**Dataset items**
————————

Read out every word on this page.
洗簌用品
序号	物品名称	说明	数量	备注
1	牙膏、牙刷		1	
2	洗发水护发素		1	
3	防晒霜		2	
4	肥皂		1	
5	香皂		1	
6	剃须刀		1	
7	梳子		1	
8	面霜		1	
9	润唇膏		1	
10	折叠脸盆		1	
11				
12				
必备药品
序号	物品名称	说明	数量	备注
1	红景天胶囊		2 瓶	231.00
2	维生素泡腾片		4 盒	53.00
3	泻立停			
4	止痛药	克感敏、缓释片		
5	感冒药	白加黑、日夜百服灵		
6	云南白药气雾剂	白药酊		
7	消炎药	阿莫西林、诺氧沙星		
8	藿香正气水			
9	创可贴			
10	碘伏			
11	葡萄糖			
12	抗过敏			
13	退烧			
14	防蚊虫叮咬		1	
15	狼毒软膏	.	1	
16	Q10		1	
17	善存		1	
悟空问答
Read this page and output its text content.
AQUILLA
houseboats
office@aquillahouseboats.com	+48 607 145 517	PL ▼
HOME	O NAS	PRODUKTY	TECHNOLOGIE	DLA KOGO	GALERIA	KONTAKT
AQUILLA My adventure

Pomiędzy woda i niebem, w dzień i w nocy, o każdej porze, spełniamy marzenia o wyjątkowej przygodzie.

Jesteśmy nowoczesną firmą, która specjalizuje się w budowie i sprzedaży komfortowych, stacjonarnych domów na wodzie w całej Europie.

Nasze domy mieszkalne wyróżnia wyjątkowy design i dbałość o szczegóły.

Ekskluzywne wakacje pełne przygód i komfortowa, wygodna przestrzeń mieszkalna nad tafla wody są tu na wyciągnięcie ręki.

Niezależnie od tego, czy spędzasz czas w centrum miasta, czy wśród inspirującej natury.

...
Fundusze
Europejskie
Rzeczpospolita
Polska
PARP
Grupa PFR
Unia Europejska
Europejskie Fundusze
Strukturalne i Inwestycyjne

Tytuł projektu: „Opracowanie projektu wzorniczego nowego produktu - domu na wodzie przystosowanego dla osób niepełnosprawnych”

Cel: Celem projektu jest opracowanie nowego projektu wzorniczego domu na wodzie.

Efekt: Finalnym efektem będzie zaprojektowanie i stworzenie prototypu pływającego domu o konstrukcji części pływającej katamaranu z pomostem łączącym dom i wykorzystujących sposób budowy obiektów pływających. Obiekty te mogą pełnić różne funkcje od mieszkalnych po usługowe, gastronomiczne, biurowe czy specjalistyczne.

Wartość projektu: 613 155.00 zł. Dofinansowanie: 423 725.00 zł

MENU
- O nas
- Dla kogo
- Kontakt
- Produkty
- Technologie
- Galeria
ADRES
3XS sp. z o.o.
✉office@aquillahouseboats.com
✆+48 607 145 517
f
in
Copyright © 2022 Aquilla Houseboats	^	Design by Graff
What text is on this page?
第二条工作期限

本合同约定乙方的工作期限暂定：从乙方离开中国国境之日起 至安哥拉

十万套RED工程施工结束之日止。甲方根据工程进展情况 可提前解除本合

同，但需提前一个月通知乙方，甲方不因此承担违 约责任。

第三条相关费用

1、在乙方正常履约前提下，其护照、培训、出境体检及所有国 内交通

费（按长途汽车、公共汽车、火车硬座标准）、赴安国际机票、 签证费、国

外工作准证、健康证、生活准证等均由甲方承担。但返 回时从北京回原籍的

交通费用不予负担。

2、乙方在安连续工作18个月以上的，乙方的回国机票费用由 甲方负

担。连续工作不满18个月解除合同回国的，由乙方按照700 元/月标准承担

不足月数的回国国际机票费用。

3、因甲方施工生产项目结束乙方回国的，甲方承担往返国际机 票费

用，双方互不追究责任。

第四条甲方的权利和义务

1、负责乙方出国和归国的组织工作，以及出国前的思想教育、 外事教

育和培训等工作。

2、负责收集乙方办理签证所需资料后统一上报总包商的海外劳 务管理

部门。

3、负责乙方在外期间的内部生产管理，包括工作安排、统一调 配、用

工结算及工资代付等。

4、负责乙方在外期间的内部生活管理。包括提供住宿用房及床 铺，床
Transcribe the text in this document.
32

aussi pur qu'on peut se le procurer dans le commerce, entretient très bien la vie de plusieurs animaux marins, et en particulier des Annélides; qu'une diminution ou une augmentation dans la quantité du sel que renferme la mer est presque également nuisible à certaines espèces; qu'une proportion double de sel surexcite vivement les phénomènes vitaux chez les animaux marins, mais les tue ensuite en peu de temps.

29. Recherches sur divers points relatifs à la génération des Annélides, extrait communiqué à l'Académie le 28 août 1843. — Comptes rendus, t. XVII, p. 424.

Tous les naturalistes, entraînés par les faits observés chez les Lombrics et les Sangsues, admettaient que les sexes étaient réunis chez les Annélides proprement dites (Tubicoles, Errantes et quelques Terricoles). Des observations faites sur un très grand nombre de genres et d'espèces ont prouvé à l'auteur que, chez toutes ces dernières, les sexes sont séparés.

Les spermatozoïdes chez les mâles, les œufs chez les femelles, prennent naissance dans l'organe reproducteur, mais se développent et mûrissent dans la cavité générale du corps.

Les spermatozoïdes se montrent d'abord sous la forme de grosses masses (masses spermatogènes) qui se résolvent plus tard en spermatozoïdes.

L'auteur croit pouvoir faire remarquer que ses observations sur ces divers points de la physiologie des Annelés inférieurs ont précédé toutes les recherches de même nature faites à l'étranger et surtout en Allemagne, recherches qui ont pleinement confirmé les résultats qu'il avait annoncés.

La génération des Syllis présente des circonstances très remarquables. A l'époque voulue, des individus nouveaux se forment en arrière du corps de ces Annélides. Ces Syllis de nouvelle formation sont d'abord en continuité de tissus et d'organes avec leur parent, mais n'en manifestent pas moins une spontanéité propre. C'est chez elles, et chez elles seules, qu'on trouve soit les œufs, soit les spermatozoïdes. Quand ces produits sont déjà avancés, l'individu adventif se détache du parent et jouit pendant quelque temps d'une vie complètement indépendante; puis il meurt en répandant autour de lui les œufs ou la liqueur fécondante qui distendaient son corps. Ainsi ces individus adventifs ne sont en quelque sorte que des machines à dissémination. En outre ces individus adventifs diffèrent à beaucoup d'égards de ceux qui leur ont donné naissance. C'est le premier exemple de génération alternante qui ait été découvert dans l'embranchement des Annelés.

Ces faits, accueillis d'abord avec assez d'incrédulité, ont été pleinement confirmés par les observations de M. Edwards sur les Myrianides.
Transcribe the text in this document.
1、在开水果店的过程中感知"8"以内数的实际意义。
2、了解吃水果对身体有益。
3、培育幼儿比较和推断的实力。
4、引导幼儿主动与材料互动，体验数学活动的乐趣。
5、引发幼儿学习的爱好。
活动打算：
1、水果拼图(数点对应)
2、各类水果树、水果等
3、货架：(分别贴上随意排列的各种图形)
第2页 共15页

————————

**Aim of the exercise**
Search the entries for the word "nowego", then list each line that holds it.

**Completed task**
Tytuł projektu: „Opracowanie projektu wzorniczego nowego produktu - domu na wodzie przystosowanego dla osób niepełnosprawnych”
Cel: Celem projektu jest opracowanie nowego projektu wzorniczego domu na wodzie.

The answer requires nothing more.